----- Dataset excerpts -----

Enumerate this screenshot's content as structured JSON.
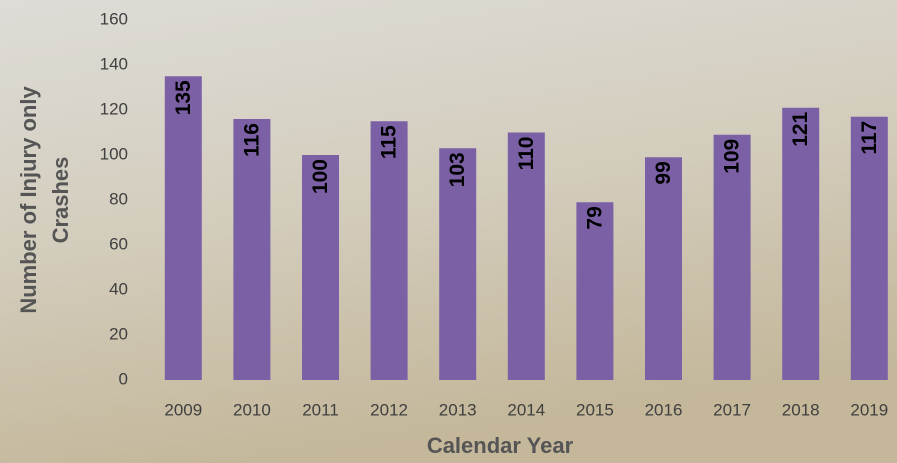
{
  "chart_data": {
    "type": "bar",
    "x_label": "Calendar Year",
    "y_label": "Number of Injury only Crashes",
    "categories": [
      "2009",
      "2010",
      "2011",
      "2012",
      "2013",
      "2014",
      "2015",
      "2016",
      "2017",
      "2018",
      "2019"
    ],
    "values": [
      135,
      116,
      100,
      115,
      103,
      110,
      79,
      99,
      109,
      121,
      117
    ],
    "color": "#7b60a6",
    "ylim": [
      0,
      160
    ],
    "yticks": [
      0,
      20,
      40,
      60,
      80,
      100,
      120,
      140,
      160
    ],
    "grid": false
  }
}
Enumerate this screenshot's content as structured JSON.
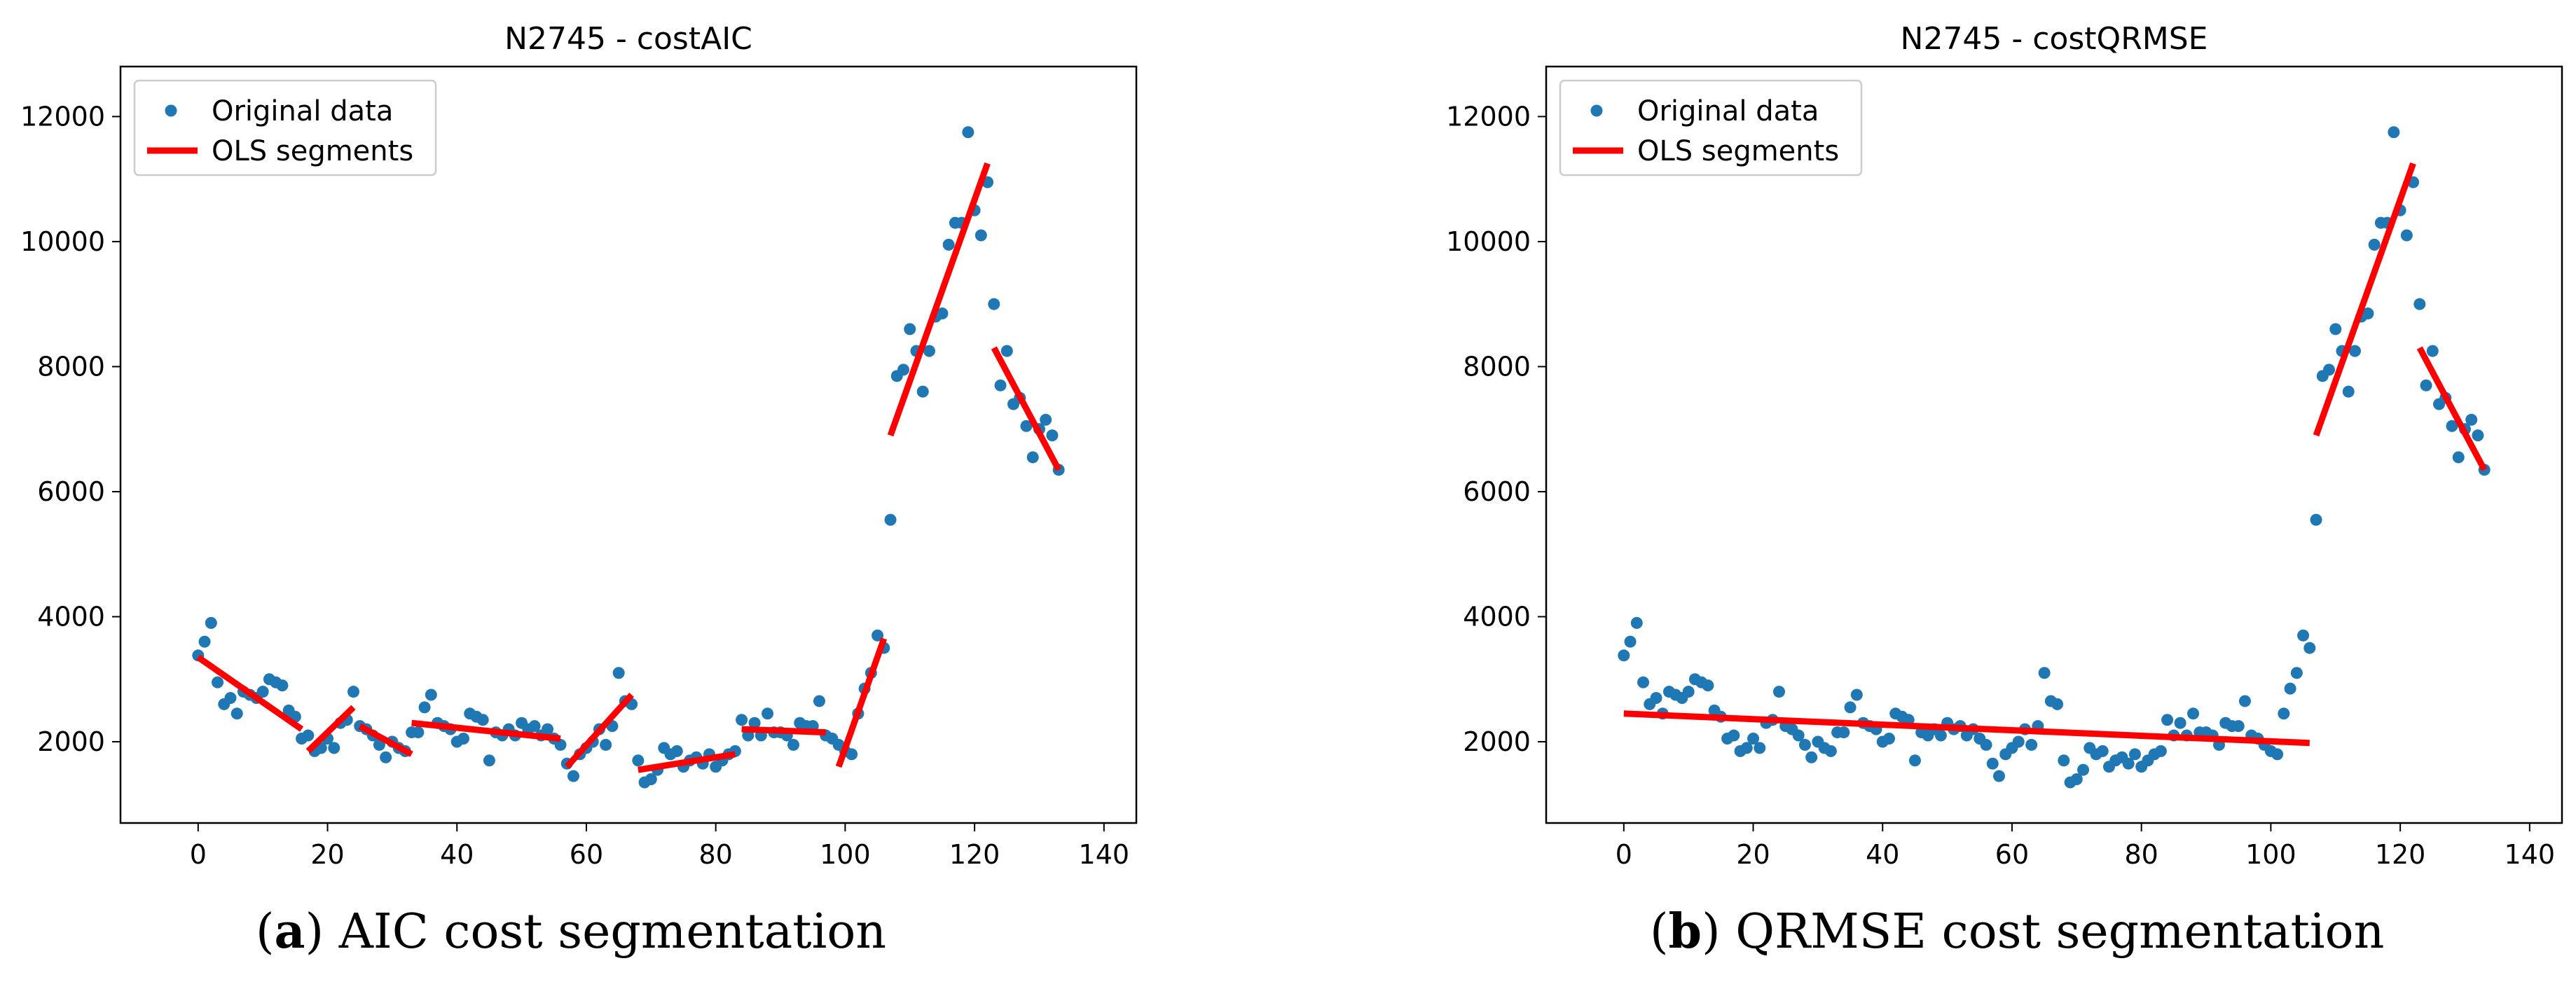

-----

■ **To do**
All of the data above should be quoted exactly, except for the pictures.

■ **Answer to this task**
Enumerate this screenshot's content as structured JSON.
{
  "chart_data": {
    "type": "bar",
    "x_label": "Calendar Year",
    "y_label": "Number of Injury only Crashes",
    "categories": [
      "2009",
      "2010",
      "2011",
      "2012",
      "2013",
      "2014",
      "2015",
      "2016",
      "2017",
      "2018",
      "2019"
    ],
    "values": [
      135,
      116,
      100,
      115,
      103,
      110,
      79,
      99,
      109,
      121,
      117
    ],
    "color": "#7b60a6",
    "ylim": [
      0,
      160
    ],
    "yticks": [
      0,
      20,
      40,
      60,
      80,
      100,
      120,
      140,
      160
    ],
    "grid": false
  }
}
Enumerate this screenshot's content as structured JSON.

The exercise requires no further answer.